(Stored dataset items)
┌──
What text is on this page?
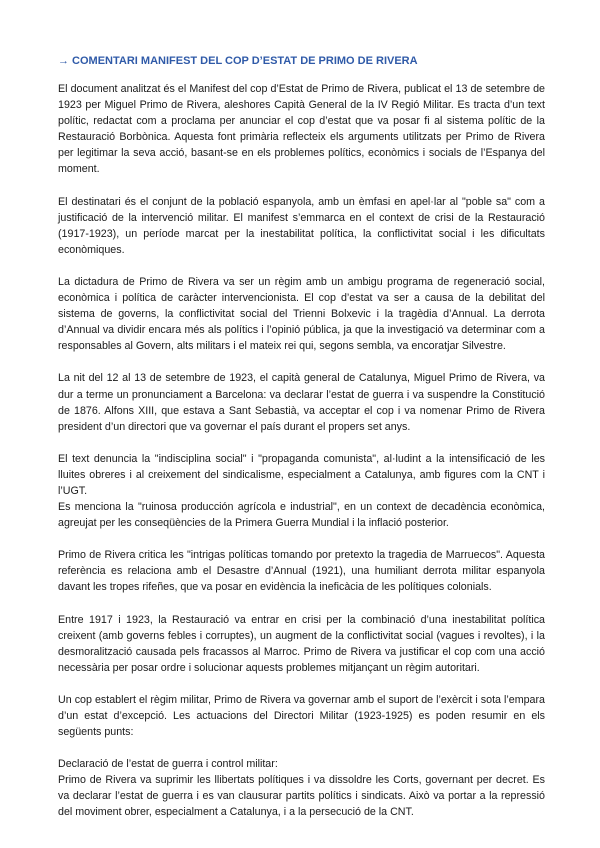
→ COMENTARI MANIFEST DEL COP D’ESTAT DE PRIMO DE RIVERA

El document analitzat és el Manifest del cop d’Estat de Primo de Rivera, publicat el 13 de setembre de 1923 per Miguel Primo de Rivera, aleshores Capità General de la IV Regió Militar. Es tracta d’un text polític, redactat com a proclama per anunciar el cop d’estat que va posar fi al sistema polític de la Restauració Borbònica. Aquesta font primària reflecteix els arguments utilitzats per Primo de Rivera per legitimar la seva acció, basant-se en els problemes polítics, econòmics i socials de l’Espanya del moment.

El destinatari és el conjunt de la població espanyola, amb un èmfasi en apel·lar al "poble sa" com a justificació de la intervenció militar. El manifest s’emmarca en el context de crisi de la Restauració (1917-1923), un període marcat per la inestabilitat política, la conflictivitat social i les dificultats econòmiques.

La dictadura de Primo de Rivera va ser un règim amb un ambigu programa de regeneració social, econòmica i política de caràcter intervencionista. El cop d’estat va ser a causa de la debilitat del sistema de governs, la conflictivitat social del Trienni Bolxevic i la tragèdia d’Annual. La derrota d’Annual va dividir encara més als polítics i l’opinió pública, ja que la investigació va determinar com a responsables al Govern, alts militars i el mateix rei qui, segons sembla, va encoratjar Silvestre.

La nit del 12 al 13 de setembre de 1923, el capità general de Catalunya, Miguel Primo de Rivera, va dur a terme un pronunciament a Barcelona: va declarar l’estat de guerra i va suspendre la Constitució de 1876. Alfons XIII, que estava a Sant Sebastià, va acceptar el cop i va nomenar Primo de Rivera president d’un directori que va governar el país durant el propers set anys.

El text denuncia la "indisciplina social" i "propaganda comunista", al·ludint a la intensificació de les lluites obreres i al creixement del sindicalisme, especialment a Catalunya, amb figures com la CNT i l’UGT.
Es menciona la "ruinosa producción agrícola e industrial", en un context de decadència econòmica, agreujat per les conseqüències de la Primera Guerra Mundial i la inflació posterior.

Primo de Rivera critica les "intrigas políticas tomando por pretexto la tragedia de Marruecos". Aquesta referència es relaciona amb el Desastre d’Annual (1921), una humiliant derrota militar espanyola davant les tropes rifeñes, que va posar en evidència la ineficàcia de les polítiques colonials.

Entre 1917 i 1923, la Restauració va entrar en crisi per la combinació d’una inestabilitat política creixent (amb governs febles i corruptes), un augment de la conflictivitat social (vagues i revoltes), i la desmoralització causada pels fracassos al Marroc. Primo de Rivera va justificar el cop com una acció necessària per posar ordre i solucionar aquests problemes mitjançant un règim autoritari.

Un cop establert el règim militar, Primo de Rivera va governar amb el suport de l’exèrcit i sota l’empara d’un estat d’excepció. Les actuacions del Directori Militar (1923-1925) es poden resumir en els següents punts:

Declaració de l’estat de guerra i control militar:
Primo de Rivera va suprimir les llibertats polítiques i va dissoldre les Corts, governant per decret. Es va declarar l’estat de guerra i es van clausurar partits polítics i sindicats. Això va portar a la repressió del moviment obrer, especialment a Catalunya, i a la persecució de la CNT.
└──
Exercise prompt: Return each line exactly as written. Any picture gets left out.

Solution to the problem:
What text is on this page?
→ COMENTARI MANIFEST DEL COP D’ESTAT DE PRIMO DE RIVERA

El document analitzat és el Manifest del cop d’Estat de Primo de Rivera, publicat el 13 de setembre de 1923 per Miguel Primo de Rivera, aleshores Capità General de la IV Regió Militar. Es tracta d’un text polític, redactat com a proclama per anunciar el cop d’estat que va posar fi al sistema polític de la Restauració Borbònica. Aquesta font primària reflecteix els arguments utilitzats per Primo de Rivera per legitimar la seva acció, basant-se en els problemes polítics, econòmics i socials de l’Espanya del moment.

El destinatari és el conjunt de la població espanyola, amb un èmfasi en apel·lar al "poble sa" com a justificació de la intervenció militar. El manifest s’emmarca en el context de crisi de la Restauració (1917-1923), un període marcat per la inestabilitat política, la conflictivitat social i les dificultats econòmiques.

La dictadura de Primo de Rivera va ser un règim amb un ambigu programa de regeneració social, econòmica i política de caràcter intervencionista. El cop d’estat va ser a causa de la debilitat del sistema de governs, la conflictivitat social del Trienni Bolxevic i la tragèdia d’Annual. La derrota d’Annual va dividir encara més als polítics i l’opinió pública, ja que la investigació va determinar com a responsables al Govern, alts militars i el mateix rei qui, segons sembla, va encoratjar Silvestre.

La nit del 12 al 13 de setembre de 1923, el capità general de Catalunya, Miguel Primo de Rivera, va dur a terme un pronunciament a Barcelona: va declarar l’estat de guerra i va suspendre la Constitució de 1876. Alfons XIII, que estava a Sant Sebastià, va acceptar el cop i va nomenar Primo de Rivera president d’un directori que va governar el país durant el propers set anys.

El text denuncia la "indisciplina social" i "propaganda comunista", al·ludint a la intensificació de les lluites obreres i al creixement del sindicalisme, especialment a Catalunya, amb figures com la CNT i l’UGT.
Es menciona la "ruinosa producción agrícola e industrial", en un context de decadència econòmica, agreujat per les conseqüències de la Primera Guerra Mundial i la inflació posterior.

Primo de Rivera critica les "intrigas políticas tomando por pretexto la tragedia de Marruecos". Aquesta referència es relaciona amb el Desastre d’Annual (1921), una humiliant derrota militar espanyola davant les tropes rifeñes, que va posar en evidència la ineficàcia de les polítiques colonials.

Entre 1917 i 1923, la Restauració va entrar en crisi per la combinació d’una inestabilitat política creixent (amb governs febles i corruptes), un augment de la conflictivitat social (vagues i revoltes), i la desmoralització causada pels fracassos al Marroc. Primo de Rivera va justificar el cop com una acció necessària per posar ordre i solucionar aquests problemes mitjançant un règim autoritari.

Un cop establert el règim militar, Primo de Rivera va governar amb el suport de l’exèrcit i sota l’empara d’un estat d’excepció. Les actuacions del Directori Militar (1923-1925) es poden resumir en els següents punts:

Declaració de l’estat de guerra i control militar:
Primo de Rivera va suprimir les llibertats polítiques i va dissoldre les Corts, governant per decret. Es va declarar l’estat de guerra i es van clausurar partits polítics i sindicats. Això va portar a la repressió del moviment obrer, especialment a Catalunya, i a la persecució de la CNT.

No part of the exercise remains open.